_The task_. Restate, word for word, all of the material shown below.

_Data for this task_.
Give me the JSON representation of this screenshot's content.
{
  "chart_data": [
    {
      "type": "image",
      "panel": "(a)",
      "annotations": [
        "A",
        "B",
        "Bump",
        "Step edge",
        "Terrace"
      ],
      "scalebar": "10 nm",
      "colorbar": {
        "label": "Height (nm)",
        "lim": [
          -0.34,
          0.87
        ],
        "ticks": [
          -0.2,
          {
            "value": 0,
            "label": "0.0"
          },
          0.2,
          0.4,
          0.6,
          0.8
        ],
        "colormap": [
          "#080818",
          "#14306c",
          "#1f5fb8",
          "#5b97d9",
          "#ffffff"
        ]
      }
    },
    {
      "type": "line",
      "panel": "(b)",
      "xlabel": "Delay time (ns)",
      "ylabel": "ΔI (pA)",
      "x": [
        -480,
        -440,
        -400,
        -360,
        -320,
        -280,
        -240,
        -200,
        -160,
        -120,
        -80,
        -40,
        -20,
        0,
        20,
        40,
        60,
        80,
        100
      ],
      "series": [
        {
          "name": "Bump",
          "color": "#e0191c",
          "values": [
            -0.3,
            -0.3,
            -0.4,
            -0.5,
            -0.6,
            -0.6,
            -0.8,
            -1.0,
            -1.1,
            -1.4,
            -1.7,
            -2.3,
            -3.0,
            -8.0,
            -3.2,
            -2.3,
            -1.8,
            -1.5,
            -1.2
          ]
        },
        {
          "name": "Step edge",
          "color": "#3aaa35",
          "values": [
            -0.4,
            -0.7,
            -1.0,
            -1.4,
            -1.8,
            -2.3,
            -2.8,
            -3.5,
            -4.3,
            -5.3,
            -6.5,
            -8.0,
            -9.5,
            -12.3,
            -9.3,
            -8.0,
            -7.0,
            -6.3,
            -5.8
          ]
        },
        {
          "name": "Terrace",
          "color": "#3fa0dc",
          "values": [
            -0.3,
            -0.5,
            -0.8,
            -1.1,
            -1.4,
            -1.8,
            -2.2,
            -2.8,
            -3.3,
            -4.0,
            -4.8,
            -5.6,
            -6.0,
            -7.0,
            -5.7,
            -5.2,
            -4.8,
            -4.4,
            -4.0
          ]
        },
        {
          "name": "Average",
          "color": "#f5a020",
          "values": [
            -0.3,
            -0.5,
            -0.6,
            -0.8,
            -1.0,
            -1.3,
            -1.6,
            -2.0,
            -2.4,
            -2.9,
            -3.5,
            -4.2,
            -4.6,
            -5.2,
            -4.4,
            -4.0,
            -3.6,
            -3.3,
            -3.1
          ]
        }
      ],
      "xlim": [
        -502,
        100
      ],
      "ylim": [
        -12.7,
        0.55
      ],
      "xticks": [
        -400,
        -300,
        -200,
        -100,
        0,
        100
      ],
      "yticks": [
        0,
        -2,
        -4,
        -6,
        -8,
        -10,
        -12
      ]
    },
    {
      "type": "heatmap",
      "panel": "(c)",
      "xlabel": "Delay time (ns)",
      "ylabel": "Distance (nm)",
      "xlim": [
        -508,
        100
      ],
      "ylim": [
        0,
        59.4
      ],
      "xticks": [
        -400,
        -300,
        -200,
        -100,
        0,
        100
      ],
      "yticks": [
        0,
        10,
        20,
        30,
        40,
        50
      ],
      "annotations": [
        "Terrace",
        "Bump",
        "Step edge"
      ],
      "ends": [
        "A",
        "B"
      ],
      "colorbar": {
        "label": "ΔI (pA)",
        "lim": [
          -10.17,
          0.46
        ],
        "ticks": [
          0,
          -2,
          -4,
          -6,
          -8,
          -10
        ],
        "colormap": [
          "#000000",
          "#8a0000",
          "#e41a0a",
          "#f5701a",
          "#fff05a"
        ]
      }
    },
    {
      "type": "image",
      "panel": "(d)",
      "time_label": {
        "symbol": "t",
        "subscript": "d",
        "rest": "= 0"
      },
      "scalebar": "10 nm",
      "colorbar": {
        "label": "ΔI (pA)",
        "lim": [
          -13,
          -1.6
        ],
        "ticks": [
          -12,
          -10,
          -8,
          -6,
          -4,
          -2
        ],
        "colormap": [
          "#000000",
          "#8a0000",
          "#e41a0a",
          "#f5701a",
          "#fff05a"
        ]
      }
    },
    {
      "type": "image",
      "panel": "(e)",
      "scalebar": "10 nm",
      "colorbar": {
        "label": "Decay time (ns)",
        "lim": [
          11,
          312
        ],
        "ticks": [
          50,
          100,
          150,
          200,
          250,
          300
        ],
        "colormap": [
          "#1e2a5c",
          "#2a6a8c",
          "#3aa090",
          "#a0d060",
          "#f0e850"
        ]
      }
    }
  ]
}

_Result for this exercise_.
Give me the JSON representation of this screenshot's content.
{
  "chart_data": [
    {
      "type": "image",
      "panel": "(a)",
      "annotations": [
        "A",
        "B",
        "Bump",
        "Step edge",
        "Terrace"
      ],
      "scalebar": "10 nm",
      "colorbar": {
        "label": "Height (nm)",
        "lim": [
          -0.34,
          0.87
        ],
        "ticks": [
          -0.2,
          {
            "value": 0,
            "label": "0.0"
          },
          0.2,
          0.4,
          0.6,
          0.8
        ],
        "colormap": [
          "#080818",
          "#14306c",
          "#1f5fb8",
          "#5b97d9",
          "#ffffff"
        ]
      }
    },
    {
      "type": "line",
      "panel": "(b)",
      "xlabel": "Delay time (ns)",
      "ylabel": "ΔI (pA)",
      "x": [
        -480,
        -440,
        -400,
        -360,
        -320,
        -280,
        -240,
        -200,
        -160,
        -120,
        -80,
        -40,
        -20,
        0,
        20,
        40,
        60,
        80,
        100
      ],
      "series": [
        {
          "name": "Bump",
          "color": "#e0191c",
          "values": [
            -0.3,
            -0.3,
            -0.4,
            -0.5,
            -0.6,
            -0.6,
            -0.8,
            -1.0,
            -1.1,
            -1.4,
            -1.7,
            -2.3,
            -3.0,
            -8.0,
            -3.2,
            -2.3,
            -1.8,
            -1.5,
            -1.2
          ]
        },
        {
          "name": "Step edge",
          "color": "#3aaa35",
          "values": [
            -0.4,
            -0.7,
            -1.0,
            -1.4,
            -1.8,
            -2.3,
            -2.8,
            -3.5,
            -4.3,
            -5.3,
            -6.5,
            -8.0,
            -9.5,
            -12.3,
            -9.3,
            -8.0,
            -7.0,
            -6.3,
            -5.8
          ]
        },
        {
          "name": "Terrace",
          "color": "#3fa0dc",
          "values": [
            -0.3,
            -0.5,
            -0.8,
            -1.1,
            -1.4,
            -1.8,
            -2.2,
            -2.8,
            -3.3,
            -4.0,
            -4.8,
            -5.6,
            -6.0,
            -7.0,
            -5.7,
            -5.2,
            -4.8,
            -4.4,
            -4.0
          ]
        },
        {
          "name": "Average",
          "color": "#f5a020",
          "values": [
            -0.3,
            -0.5,
            -0.6,
            -0.8,
            -1.0,
            -1.3,
            -1.6,
            -2.0,
            -2.4,
            -2.9,
            -3.5,
            -4.2,
            -4.6,
            -5.2,
            -4.4,
            -4.0,
            -3.6,
            -3.3,
            -3.1
          ]
        }
      ],
      "xlim": [
        -502,
        100
      ],
      "ylim": [
        -12.7,
        0.55
      ],
      "xticks": [
        -400,
        -300,
        -200,
        -100,
        0,
        100
      ],
      "yticks": [
        0,
        -2,
        -4,
        -6,
        -8,
        -10,
        -12
      ]
    },
    {
      "type": "heatmap",
      "panel": "(c)",
      "xlabel": "Delay time (ns)",
      "ylabel": "Distance (nm)",
      "xlim": [
        -508,
        100
      ],
      "ylim": [
        0,
        59.4
      ],
      "xticks": [
        -400,
        -300,
        -200,
        -100,
        0,
        100
      ],
      "yticks": [
        0,
        10,
        20,
        30,
        40,
        50
      ],
      "annotations": [
        "Terrace",
        "Bump",
        "Step edge"
      ],
      "ends": [
        "A",
        "B"
      ],
      "colorbar": {
        "label": "ΔI (pA)",
        "lim": [
          -10.17,
          0.46
        ],
        "ticks": [
          0,
          -2,
          -4,
          -6,
          -8,
          -10
        ],
        "colormap": [
          "#000000",
          "#8a0000",
          "#e41a0a",
          "#f5701a",
          "#fff05a"
        ]
      }
    },
    {
      "type": "image",
      "panel": "(d)",
      "time_label": {
        "symbol": "t",
        "subscript": "d",
        "rest": "= 0"
      },
      "scalebar": "10 nm",
      "colorbar": {
        "label": "ΔI (pA)",
        "lim": [
          -13,
          -1.6
        ],
        "ticks": [
          -12,
          -10,
          -8,
          -6,
          -4,
          -2
        ],
        "colormap": [
          "#000000",
          "#8a0000",
          "#e41a0a",
          "#f5701a",
          "#fff05a"
        ]
      }
    },
    {
      "type": "image",
      "panel": "(e)",
      "scalebar": "10 nm",
      "colorbar": {
        "label": "Decay time (ns)",
        "lim": [
          11,
          312
        ],
        "ticks": [
          50,
          100,
          150,
          200,
          250,
          300
        ],
        "colormap": [
          "#1e2a5c",
          "#2a6a8c",
          "#3aa090",
          "#a0d060",
          "#f0e850"
        ]
      }
    }
  ]
}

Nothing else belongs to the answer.